[Extracted data entries]
****

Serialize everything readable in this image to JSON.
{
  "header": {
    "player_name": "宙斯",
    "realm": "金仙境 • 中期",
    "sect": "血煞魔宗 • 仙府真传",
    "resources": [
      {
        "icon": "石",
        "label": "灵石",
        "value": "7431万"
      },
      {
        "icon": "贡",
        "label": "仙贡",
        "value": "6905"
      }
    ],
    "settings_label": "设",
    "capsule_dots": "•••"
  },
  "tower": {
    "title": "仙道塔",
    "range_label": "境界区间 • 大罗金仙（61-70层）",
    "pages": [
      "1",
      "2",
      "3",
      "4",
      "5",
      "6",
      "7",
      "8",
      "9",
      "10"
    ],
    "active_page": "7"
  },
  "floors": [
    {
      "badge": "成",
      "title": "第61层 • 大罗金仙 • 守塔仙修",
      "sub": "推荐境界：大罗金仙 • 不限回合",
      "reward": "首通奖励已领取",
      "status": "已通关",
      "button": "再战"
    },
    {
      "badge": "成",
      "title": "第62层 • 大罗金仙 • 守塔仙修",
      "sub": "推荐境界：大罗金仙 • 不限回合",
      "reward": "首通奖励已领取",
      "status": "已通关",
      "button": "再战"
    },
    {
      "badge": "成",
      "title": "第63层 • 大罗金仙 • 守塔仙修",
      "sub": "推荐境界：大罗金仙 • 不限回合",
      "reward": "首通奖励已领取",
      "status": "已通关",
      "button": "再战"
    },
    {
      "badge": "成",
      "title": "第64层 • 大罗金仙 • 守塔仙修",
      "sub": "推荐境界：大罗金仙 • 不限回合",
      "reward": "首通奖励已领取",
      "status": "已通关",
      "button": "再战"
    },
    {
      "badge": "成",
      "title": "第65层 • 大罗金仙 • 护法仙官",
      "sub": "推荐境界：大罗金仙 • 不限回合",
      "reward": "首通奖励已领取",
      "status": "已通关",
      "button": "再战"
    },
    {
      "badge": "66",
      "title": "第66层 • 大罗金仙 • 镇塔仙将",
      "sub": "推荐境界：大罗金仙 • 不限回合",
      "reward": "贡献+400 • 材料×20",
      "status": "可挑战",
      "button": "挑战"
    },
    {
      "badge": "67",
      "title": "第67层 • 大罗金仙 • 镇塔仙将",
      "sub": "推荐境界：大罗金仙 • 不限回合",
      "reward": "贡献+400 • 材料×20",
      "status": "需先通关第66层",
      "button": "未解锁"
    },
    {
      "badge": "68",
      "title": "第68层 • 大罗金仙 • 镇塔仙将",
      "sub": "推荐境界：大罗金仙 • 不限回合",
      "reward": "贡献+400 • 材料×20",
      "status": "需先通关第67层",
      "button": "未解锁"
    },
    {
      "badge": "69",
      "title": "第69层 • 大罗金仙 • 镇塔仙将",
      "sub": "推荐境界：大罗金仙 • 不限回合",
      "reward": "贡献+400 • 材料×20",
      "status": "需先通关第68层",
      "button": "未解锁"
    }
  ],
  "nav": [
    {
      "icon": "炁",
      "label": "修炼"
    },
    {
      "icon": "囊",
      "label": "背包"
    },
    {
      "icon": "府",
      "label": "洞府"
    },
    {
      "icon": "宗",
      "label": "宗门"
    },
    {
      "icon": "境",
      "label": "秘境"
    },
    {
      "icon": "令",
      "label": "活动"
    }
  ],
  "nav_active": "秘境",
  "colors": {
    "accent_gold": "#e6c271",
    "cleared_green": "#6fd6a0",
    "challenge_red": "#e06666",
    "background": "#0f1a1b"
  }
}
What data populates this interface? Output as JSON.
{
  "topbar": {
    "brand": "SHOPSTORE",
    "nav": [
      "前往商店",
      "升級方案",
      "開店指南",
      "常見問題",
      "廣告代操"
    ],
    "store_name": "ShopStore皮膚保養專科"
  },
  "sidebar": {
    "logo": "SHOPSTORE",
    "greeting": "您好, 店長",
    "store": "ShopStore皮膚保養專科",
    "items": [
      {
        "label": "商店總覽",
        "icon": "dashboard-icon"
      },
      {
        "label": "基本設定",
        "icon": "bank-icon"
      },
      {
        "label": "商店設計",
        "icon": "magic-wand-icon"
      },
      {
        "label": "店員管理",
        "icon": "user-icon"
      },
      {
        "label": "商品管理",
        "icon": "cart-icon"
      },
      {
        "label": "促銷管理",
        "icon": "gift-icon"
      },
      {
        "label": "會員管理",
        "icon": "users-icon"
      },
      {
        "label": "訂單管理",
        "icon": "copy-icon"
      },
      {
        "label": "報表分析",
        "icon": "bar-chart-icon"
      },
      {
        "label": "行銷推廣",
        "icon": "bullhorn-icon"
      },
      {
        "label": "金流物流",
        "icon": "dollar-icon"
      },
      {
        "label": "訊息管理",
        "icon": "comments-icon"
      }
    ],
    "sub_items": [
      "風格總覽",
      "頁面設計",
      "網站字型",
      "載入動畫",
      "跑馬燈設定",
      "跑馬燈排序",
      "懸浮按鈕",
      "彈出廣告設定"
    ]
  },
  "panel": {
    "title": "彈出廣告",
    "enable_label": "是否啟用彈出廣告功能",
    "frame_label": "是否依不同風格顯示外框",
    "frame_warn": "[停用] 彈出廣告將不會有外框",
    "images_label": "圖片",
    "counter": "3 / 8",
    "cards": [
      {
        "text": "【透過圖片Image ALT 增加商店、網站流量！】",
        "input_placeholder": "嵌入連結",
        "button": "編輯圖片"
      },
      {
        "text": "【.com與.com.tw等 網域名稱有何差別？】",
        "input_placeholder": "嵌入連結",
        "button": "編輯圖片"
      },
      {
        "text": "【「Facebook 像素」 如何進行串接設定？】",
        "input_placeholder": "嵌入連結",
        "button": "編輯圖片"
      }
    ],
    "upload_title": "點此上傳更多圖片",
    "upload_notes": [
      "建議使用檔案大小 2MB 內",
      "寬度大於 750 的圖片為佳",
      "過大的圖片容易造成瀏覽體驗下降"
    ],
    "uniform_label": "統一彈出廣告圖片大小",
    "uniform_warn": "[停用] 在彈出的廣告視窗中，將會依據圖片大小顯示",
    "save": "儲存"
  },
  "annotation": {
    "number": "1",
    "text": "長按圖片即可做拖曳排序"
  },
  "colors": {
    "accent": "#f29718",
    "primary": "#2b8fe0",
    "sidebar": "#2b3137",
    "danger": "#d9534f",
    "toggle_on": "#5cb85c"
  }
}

****

Given exercise | Please repeat the material above, word for word and in full.

Problem solution |
Serialize everything readable in this image to JSON.
{
  "header": {
    "player_name": "宙斯",
    "realm": "金仙境 • 中期",
    "sect": "血煞魔宗 • 仙府真传",
    "resources": [
      {
        "icon": "石",
        "label": "灵石",
        "value": "7431万"
      },
      {
        "icon": "贡",
        "label": "仙贡",
        "value": "6905"
      }
    ],
    "settings_label": "设",
    "capsule_dots": "•••"
  },
  "tower": {
    "title": "仙道塔",
    "range_label": "境界区间 • 大罗金仙（61-70层）",
    "pages": [
      "1",
      "2",
      "3",
      "4",
      "5",
      "6",
      "7",
      "8",
      "9",
      "10"
    ],
    "active_page": "7"
  },
  "floors": [
    {
      "badge": "成",
      "title": "第61层 • 大罗金仙 • 守塔仙修",
      "sub": "推荐境界：大罗金仙 • 不限回合",
      "reward": "首通奖励已领取",
      "status": "已通关",
      "button": "再战"
    },
    {
      "badge": "成",
      "title": "第62层 • 大罗金仙 • 守塔仙修",
      "sub": "推荐境界：大罗金仙 • 不限回合",
      "reward": "首通奖励已领取",
      "status": "已通关",
      "button": "再战"
    },
    {
      "badge": "成",
      "title": "第63层 • 大罗金仙 • 守塔仙修",
      "sub": "推荐境界：大罗金仙 • 不限回合",
      "reward": "首通奖励已领取",
      "status": "已通关",
      "button": "再战"
    },
    {
      "badge": "成",
      "title": "第64层 • 大罗金仙 • 守塔仙修",
      "sub": "推荐境界：大罗金仙 • 不限回合",
      "reward": "首通奖励已领取",
      "status": "已通关",
      "button": "再战"
    },
    {
      "badge": "成",
      "title": "第65层 • 大罗金仙 • 护法仙官",
      "sub": "推荐境界：大罗金仙 • 不限回合",
      "reward": "首通奖励已领取",
      "status": "已通关",
      "button": "再战"
    },
    {
      "badge": "66",
      "title": "第66层 • 大罗金仙 • 镇塔仙将",
      "sub": "推荐境界：大罗金仙 • 不限回合",
      "reward": "贡献+400 • 材料×20",
      "status": "可挑战",
      "button": "挑战"
    },
    {
      "badge": "67",
      "title": "第67层 • 大罗金仙 • 镇塔仙将",
      "sub": "推荐境界：大罗金仙 • 不限回合",
      "reward": "贡献+400 • 材料×20",
      "status": "需先通关第66层",
      "button": "未解锁"
    },
    {
      "badge": "68",
      "title": "第68层 • 大罗金仙 • 镇塔仙将",
      "sub": "推荐境界：大罗金仙 • 不限回合",
      "reward": "贡献+400 • 材料×20",
      "status": "需先通关第67层",
      "button": "未解锁"
    },
    {
      "badge": "69",
      "title": "第69层 • 大罗金仙 • 镇塔仙将",
      "sub": "推荐境界：大罗金仙 • 不限回合",
      "reward": "贡献+400 • 材料×20",
      "status": "需先通关第68层",
      "button": "未解锁"
    }
  ],
  "nav": [
    {
      "icon": "炁",
      "label": "修炼"
    },
    {
      "icon": "囊",
      "label": "背包"
    },
    {
      "icon": "府",
      "label": "洞府"
    },
    {
      "icon": "宗",
      "label": "宗门"
    },
    {
      "icon": "境",
      "label": "秘境"
    },
    {
      "icon": "令",
      "label": "活动"
    }
  ],
  "nav_active": "秘境",
  "colors": {
    "accent_gold": "#e6c271",
    "cleared_green": "#6fd6a0",
    "challenge_red": "#e06666",
    "background": "#0f1a1b"
  }
}
What data populates this interface? Output as JSON.
{
  "topbar": {
    "brand": "SHOPSTORE",
    "nav": [
      "前往商店",
      "升級方案",
      "開店指南",
      "常見問題",
      "廣告代操"
    ],
    "store_name": "ShopStore皮膚保養專科"
  },
  "sidebar": {
    "logo": "SHOPSTORE",
    "greeting": "您好, 店長",
    "store": "ShopStore皮膚保養專科",
    "items": [
      {
        "label": "商店總覽",
        "icon": "dashboard-icon"
      },
      {
        "label": "基本設定",
        "icon": "bank-icon"
      },
      {
        "label": "商店設計",
        "icon": "magic-wand-icon"
      },
      {
        "label": "店員管理",
        "icon": "user-icon"
      },
      {
        "label": "商品管理",
        "icon": "cart-icon"
      },
      {
        "label": "促銷管理",
        "icon": "gift-icon"
      },
      {
        "label": "會員管理",
        "icon": "users-icon"
      },
      {
        "label": "訂單管理",
        "icon": "copy-icon"
      },
      {
        "label": "報表分析",
        "icon": "bar-chart-icon"
      },
      {
        "label": "行銷推廣",
        "icon": "bullhorn-icon"
      },
      {
        "label": "金流物流",
        "icon": "dollar-icon"
      },
      {
        "label": "訊息管理",
        "icon": "comments-icon"
      }
    ],
    "sub_items": [
      "風格總覽",
      "頁面設計",
      "網站字型",
      "載入動畫",
      "跑馬燈設定",
      "跑馬燈排序",
      "懸浮按鈕",
      "彈出廣告設定"
    ]
  },
  "panel": {
    "title": "彈出廣告",
    "enable_label": "是否啟用彈出廣告功能",
    "frame_label": "是否依不同風格顯示外框",
    "frame_warn": "[停用] 彈出廣告將不會有外框",
    "images_label": "圖片",
    "counter": "3 / 8",
    "cards": [
      {
        "text": "【透過圖片Image ALT 增加商店、網站流量！】",
        "input_placeholder": "嵌入連結",
        "button": "編輯圖片"
      },
      {
        "text": "【.com與.com.tw等 網域名稱有何差別？】",
        "input_placeholder": "嵌入連結",
        "button": "編輯圖片"
      },
      {
        "text": "【「Facebook 像素」 如何進行串接設定？】",
        "input_placeholder": "嵌入連結",
        "button": "編輯圖片"
      }
    ],
    "upload_title": "點此上傳更多圖片",
    "upload_notes": [
      "建議使用檔案大小 2MB 內",
      "寬度大於 750 的圖片為佳",
      "過大的圖片容易造成瀏覽體驗下降"
    ],
    "uniform_label": "統一彈出廣告圖片大小",
    "uniform_warn": "[停用] 在彈出的廣告視窗中，將會依據圖片大小顯示",
    "save": "儲存"
  },
  "annotation": {
    "number": "1",
    "text": "長按圖片即可做拖曳排序"
  },
  "colors": {
    "accent": "#f29718",
    "primary": "#2b8fe0",
    "sidebar": "#2b3137",
    "danger": "#d9534f",
    "toggle_on": "#5cb85c"
  }
}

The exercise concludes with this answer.